** Records from a data source **

=-=-=-=-=

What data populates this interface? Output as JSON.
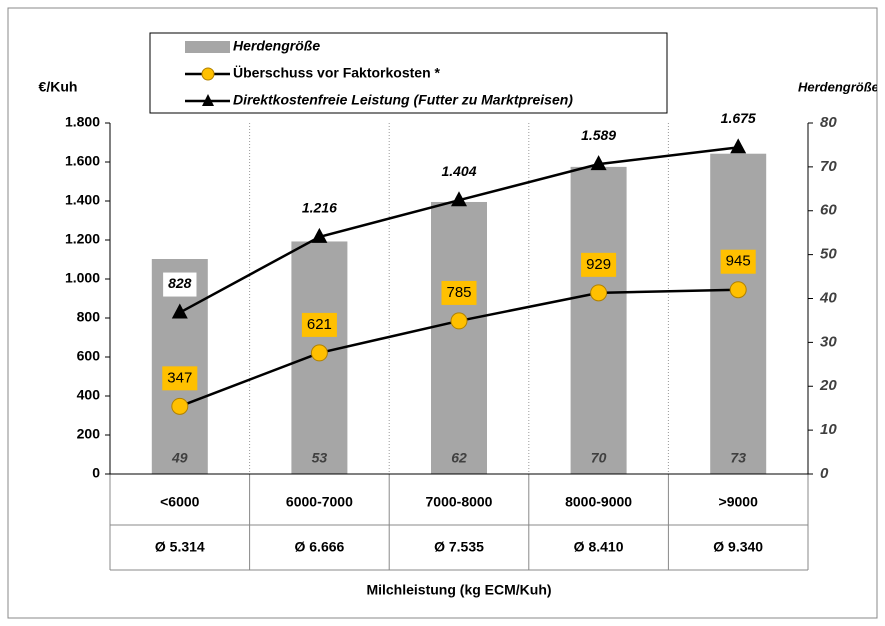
{
  "chart_data": {
    "type": "bar+line",
    "categories": [
      "<6000",
      "6000-7000",
      "7000-8000",
      "8000-9000",
      ">9000"
    ],
    "subcategories": [
      "Ø 5.314",
      "Ø 6.666",
      "Ø 7.535",
      "Ø 8.410",
      "Ø 9.340"
    ],
    "ylabel": "€/Kuh",
    "y2label": "Herdengröße",
    "xlabel": "Milchleistung (kg ECM/Kuh)",
    "ylim": [
      0,
      1800
    ],
    "yticks": [
      0,
      200,
      400,
      600,
      800,
      {
        "value": 1000,
        "label": "1.000"
      },
      {
        "value": 1200,
        "label": "1.200"
      },
      {
        "value": 1400,
        "label": "1.400"
      },
      {
        "value": 1600,
        "label": "1.600"
      },
      {
        "value": 1800,
        "label": "1.800"
      }
    ],
    "y2lim": [
      0,
      80
    ],
    "y2ticks": [
      0,
      10,
      20,
      30,
      40,
      50,
      60,
      70,
      80
    ],
    "series": [
      {
        "name": "Herdengröße",
        "kind": "bar",
        "axis": "y2",
        "color": "#a6a6a6",
        "values": [
          49,
          53,
          62,
          70,
          73
        ]
      },
      {
        "name": "Überschuss vor Faktorkosten *",
        "kind": "line",
        "marker": "circle",
        "color": "#ffc000",
        "values": [
          347,
          621,
          785,
          929,
          945
        ]
      },
      {
        "name": "Direktkostenfreie Leistung (Futter zu Marktpreisen)",
        "kind": "line",
        "marker": "triangle",
        "color": "#000000",
        "values": [
          828,
          1216,
          1404,
          1589,
          1675
        ],
        "value_labels": [
          "828",
          "1.216",
          "1.404",
          "1.589",
          "1.675"
        ]
      }
    ]
  }
}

=-=-=-=-=

Count the lines in the records above that hold the word "name", and give only that number.

** Reply to the task **
3